[Collected data entries]
+ + + +
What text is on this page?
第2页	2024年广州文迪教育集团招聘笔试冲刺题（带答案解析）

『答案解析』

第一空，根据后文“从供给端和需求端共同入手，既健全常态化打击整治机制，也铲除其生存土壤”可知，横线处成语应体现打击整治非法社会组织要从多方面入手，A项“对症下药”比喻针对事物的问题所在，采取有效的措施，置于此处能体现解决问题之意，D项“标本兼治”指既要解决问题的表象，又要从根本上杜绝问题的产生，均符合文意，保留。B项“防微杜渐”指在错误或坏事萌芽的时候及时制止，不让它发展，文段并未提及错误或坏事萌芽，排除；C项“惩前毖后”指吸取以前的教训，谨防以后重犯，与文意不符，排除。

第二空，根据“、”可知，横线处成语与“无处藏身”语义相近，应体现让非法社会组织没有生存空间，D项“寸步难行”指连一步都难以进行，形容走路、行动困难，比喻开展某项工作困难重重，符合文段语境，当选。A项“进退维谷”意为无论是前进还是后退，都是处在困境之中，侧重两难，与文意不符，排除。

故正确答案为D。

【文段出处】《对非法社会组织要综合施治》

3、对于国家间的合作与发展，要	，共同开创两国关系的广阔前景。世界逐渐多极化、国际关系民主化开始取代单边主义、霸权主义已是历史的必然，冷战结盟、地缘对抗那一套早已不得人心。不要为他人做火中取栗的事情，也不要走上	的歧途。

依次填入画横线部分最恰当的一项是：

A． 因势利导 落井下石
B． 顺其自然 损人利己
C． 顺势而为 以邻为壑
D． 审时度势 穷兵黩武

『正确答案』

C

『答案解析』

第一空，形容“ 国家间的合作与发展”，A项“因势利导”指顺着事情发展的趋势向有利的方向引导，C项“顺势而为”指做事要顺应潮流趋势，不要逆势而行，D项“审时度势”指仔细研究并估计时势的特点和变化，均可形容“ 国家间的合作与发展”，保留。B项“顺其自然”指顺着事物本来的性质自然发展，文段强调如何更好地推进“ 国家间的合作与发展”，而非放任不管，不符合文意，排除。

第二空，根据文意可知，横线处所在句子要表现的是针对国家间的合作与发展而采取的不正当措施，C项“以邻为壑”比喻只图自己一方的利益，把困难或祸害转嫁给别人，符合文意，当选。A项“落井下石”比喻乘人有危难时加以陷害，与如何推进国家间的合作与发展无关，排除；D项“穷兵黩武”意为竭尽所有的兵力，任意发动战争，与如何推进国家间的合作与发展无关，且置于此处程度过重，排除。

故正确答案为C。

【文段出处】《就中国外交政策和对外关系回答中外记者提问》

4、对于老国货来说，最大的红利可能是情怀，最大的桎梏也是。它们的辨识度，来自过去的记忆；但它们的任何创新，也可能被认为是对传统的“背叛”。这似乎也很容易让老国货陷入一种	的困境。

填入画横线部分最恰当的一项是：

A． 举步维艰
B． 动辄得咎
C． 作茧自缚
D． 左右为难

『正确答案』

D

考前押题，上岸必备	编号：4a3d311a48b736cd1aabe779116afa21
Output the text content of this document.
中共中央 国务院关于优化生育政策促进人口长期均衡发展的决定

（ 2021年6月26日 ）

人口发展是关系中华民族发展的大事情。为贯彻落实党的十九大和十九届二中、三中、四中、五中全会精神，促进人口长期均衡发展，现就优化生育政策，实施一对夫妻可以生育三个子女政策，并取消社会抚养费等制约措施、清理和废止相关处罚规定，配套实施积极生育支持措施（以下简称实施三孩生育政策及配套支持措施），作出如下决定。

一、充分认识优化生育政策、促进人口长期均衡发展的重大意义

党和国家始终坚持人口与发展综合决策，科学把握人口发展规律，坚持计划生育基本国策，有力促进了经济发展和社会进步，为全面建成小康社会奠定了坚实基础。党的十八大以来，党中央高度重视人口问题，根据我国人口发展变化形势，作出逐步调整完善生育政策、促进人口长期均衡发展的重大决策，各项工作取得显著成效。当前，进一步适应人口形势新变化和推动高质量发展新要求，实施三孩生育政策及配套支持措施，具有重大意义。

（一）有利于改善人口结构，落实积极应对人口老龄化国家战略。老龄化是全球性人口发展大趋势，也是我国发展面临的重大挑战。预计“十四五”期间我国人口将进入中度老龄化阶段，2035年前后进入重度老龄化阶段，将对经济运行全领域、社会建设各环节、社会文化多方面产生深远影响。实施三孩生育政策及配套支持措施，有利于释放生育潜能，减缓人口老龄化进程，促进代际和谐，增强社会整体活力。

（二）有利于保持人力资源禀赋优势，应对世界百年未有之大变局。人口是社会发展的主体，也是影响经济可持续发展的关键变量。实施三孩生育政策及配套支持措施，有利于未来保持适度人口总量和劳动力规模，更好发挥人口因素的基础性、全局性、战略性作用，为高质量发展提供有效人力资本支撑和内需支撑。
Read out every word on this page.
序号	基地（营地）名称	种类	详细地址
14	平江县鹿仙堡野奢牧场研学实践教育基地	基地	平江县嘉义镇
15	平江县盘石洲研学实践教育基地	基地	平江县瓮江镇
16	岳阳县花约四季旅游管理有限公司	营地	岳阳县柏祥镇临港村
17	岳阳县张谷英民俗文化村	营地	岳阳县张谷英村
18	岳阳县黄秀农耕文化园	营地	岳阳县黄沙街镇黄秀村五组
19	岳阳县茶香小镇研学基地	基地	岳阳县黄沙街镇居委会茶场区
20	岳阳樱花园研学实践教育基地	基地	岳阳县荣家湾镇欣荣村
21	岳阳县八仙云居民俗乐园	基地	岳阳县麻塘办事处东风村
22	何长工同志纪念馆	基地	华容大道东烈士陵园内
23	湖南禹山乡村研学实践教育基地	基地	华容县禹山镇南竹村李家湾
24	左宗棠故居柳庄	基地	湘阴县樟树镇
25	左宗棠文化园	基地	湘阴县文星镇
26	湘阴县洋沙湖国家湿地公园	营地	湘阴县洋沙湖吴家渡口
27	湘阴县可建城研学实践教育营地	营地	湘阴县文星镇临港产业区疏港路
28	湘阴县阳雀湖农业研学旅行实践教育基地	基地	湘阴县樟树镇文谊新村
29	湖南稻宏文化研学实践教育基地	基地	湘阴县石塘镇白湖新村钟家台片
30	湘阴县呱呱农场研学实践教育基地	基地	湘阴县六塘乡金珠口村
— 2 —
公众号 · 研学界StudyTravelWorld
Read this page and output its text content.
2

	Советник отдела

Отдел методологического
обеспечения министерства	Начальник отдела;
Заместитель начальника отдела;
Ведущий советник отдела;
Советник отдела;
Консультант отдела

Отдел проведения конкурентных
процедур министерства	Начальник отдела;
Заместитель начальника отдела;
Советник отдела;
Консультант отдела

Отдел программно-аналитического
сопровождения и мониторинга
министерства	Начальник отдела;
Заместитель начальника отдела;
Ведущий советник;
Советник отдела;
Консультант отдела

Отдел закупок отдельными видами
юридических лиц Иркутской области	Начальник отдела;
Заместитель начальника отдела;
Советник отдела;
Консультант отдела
+ + + +
- [WRITTEN REQUEST]: Extract the complete listing above, reproducing each line exactly.

- [RESPONSE TO THE EXERCISE]:
What text is on this page?
第2页	2024年广州文迪教育集团招聘笔试冲刺题（带答案解析）

『答案解析』

第一空，根据后文“从供给端和需求端共同入手，既健全常态化打击整治机制，也铲除其生存土壤”可知，横线处成语应体现打击整治非法社会组织要从多方面入手，A项“对症下药”比喻针对事物的问题所在，采取有效的措施，置于此处能体现解决问题之意，D项“标本兼治”指既要解决问题的表象，又要从根本上杜绝问题的产生，均符合文意，保留。B项“防微杜渐”指在错误或坏事萌芽的时候及时制止，不让它发展，文段并未提及错误或坏事萌芽，排除；C项“惩前毖后”指吸取以前的教训，谨防以后重犯，与文意不符，排除。

第二空，根据“、”可知，横线处成语与“无处藏身”语义相近，应体现让非法社会组织没有生存空间，D项“寸步难行”指连一步都难以进行，形容走路、行动困难，比喻开展某项工作困难重重，符合文段语境，当选。A项“进退维谷”意为无论是前进还是后退，都是处在困境之中，侧重两难，与文意不符，排除。

故正确答案为D。

【文段出处】《对非法社会组织要综合施治》

3、对于国家间的合作与发展，要	，共同开创两国关系的广阔前景。世界逐渐多极化、国际关系民主化开始取代单边主义、霸权主义已是历史的必然，冷战结盟、地缘对抗那一套早已不得人心。不要为他人做火中取栗的事情，也不要走上	的歧途。

依次填入画横线部分最恰当的一项是：

A． 因势利导 落井下石
B． 顺其自然 损人利己
C． 顺势而为 以邻为壑
D． 审时度势 穷兵黩武

『正确答案』

C

『答案解析』

第一空，形容“ 国家间的合作与发展”，A项“因势利导”指顺着事情发展的趋势向有利的方向引导，C项“顺势而为”指做事要顺应潮流趋势，不要逆势而行，D项“审时度势”指仔细研究并估计时势的特点和变化，均可形容“ 国家间的合作与发展”，保留。B项“顺其自然”指顺着事物本来的性质自然发展，文段强调如何更好地推进“ 国家间的合作与发展”，而非放任不管，不符合文意，排除。

第二空，根据文意可知，横线处所在句子要表现的是针对国家间的合作与发展而采取的不正当措施，C项“以邻为壑”比喻只图自己一方的利益，把困难或祸害转嫁给别人，符合文意，当选。A项“落井下石”比喻乘人有危难时加以陷害，与如何推进国家间的合作与发展无关，排除；D项“穷兵黩武”意为竭尽所有的兵力，任意发动战争，与如何推进国家间的合作与发展无关，且置于此处程度过重，排除。

故正确答案为C。

【文段出处】《就中国外交政策和对外关系回答中外记者提问》

4、对于老国货来说，最大的红利可能是情怀，最大的桎梏也是。它们的辨识度，来自过去的记忆；但它们的任何创新，也可能被认为是对传统的“背叛”。这似乎也很容易让老国货陷入一种	的困境。

填入画横线部分最恰当的一项是：

A． 举步维艰
B． 动辄得咎
C． 作茧自缚
D． 左右为难

『正确答案』

D

考前押题，上岸必备	编号：4a3d311a48b736cd1aabe779116afa21
Output the text content of this document.
中共中央 国务院关于优化生育政策促进人口长期均衡发展的决定

（ 2021年6月26日 ）

人口发展是关系中华民族发展的大事情。为贯彻落实党的十九大和十九届二中、三中、四中、五中全会精神，促进人口长期均衡发展，现就优化生育政策，实施一对夫妻可以生育三个子女政策，并取消社会抚养费等制约措施、清理和废止相关处罚规定，配套实施积极生育支持措施（以下简称实施三孩生育政策及配套支持措施），作出如下决定。

一、充分认识优化生育政策、促进人口长期均衡发展的重大意义

党和国家始终坚持人口与发展综合决策，科学把握人口发展规律，坚持计划生育基本国策，有力促进了经济发展和社会进步，为全面建成小康社会奠定了坚实基础。党的十八大以来，党中央高度重视人口问题，根据我国人口发展变化形势，作出逐步调整完善生育政策、促进人口长期均衡发展的重大决策，各项工作取得显著成效。当前，进一步适应人口形势新变化和推动高质量发展新要求，实施三孩生育政策及配套支持措施，具有重大意义。

（一）有利于改善人口结构，落实积极应对人口老龄化国家战略。老龄化是全球性人口发展大趋势，也是我国发展面临的重大挑战。预计“十四五”期间我国人口将进入中度老龄化阶段，2035年前后进入重度老龄化阶段，将对经济运行全领域、社会建设各环节、社会文化多方面产生深远影响。实施三孩生育政策及配套支持措施，有利于释放生育潜能，减缓人口老龄化进程，促进代际和谐，增强社会整体活力。

（二）有利于保持人力资源禀赋优势，应对世界百年未有之大变局。人口是社会发展的主体，也是影响经济可持续发展的关键变量。实施三孩生育政策及配套支持措施，有利于未来保持适度人口总量和劳动力规模，更好发挥人口因素的基础性、全局性、战略性作用，为高质量发展提供有效人力资本支撑和内需支撑。
Read out every word on this page.
序号	基地（营地）名称	种类	详细地址
14	平江县鹿仙堡野奢牧场研学实践教育基地	基地	平江县嘉义镇
15	平江县盘石洲研学实践教育基地	基地	平江县瓮江镇
16	岳阳县花约四季旅游管理有限公司	营地	岳阳县柏祥镇临港村
17	岳阳县张谷英民俗文化村	营地	岳阳县张谷英村
18	岳阳县黄秀农耕文化园	营地	岳阳县黄沙街镇黄秀村五组
19	岳阳县茶香小镇研学基地	基地	岳阳县黄沙街镇居委会茶场区
20	岳阳樱花园研学实践教育基地	基地	岳阳县荣家湾镇欣荣村
21	岳阳县八仙云居民俗乐园	基地	岳阳县麻塘办事处东风村
22	何长工同志纪念馆	基地	华容大道东烈士陵园内
23	湖南禹山乡村研学实践教育基地	基地	华容县禹山镇南竹村李家湾
24	左宗棠故居柳庄	基地	湘阴县樟树镇
25	左宗棠文化园	基地	湘阴县文星镇
26	湘阴县洋沙湖国家湿地公园	营地	湘阴县洋沙湖吴家渡口
27	湘阴县可建城研学实践教育营地	营地	湘阴县文星镇临港产业区疏港路
28	湘阴县阳雀湖农业研学旅行实践教育基地	基地	湘阴县樟树镇文谊新村
29	湖南稻宏文化研学实践教育基地	基地	湘阴县石塘镇白湖新村钟家台片
30	湘阴县呱呱农场研学实践教育基地	基地	湘阴县六塘乡金珠口村
— 2 —
公众号 · 研学界StudyTravelWorld
Read this page and output its text content.
2

	Советник отдела

Отдел методологического
обеспечения министерства	Начальник отдела;
Заместитель начальника отдела;
Ведущий советник отдела;
Советник отдела;
Консультант отдела

Отдел проведения конкурентных
процедур министерства	Начальник отдела;
Заместитель начальника отдела;
Советник отдела;
Консультант отдела

Отдел программно-аналитического
сопровождения и мониторинга
министерства	Начальник отдела;
Заместитель начальника отдела;
Ведущий советник;
Советник отдела;
Консультант отдела

Отдел закупок отдельными видами
юридических лиц Иркутской области	Начальник отдела;
Заместитель начальника отдела;
Советник отдела;
Консультант отдела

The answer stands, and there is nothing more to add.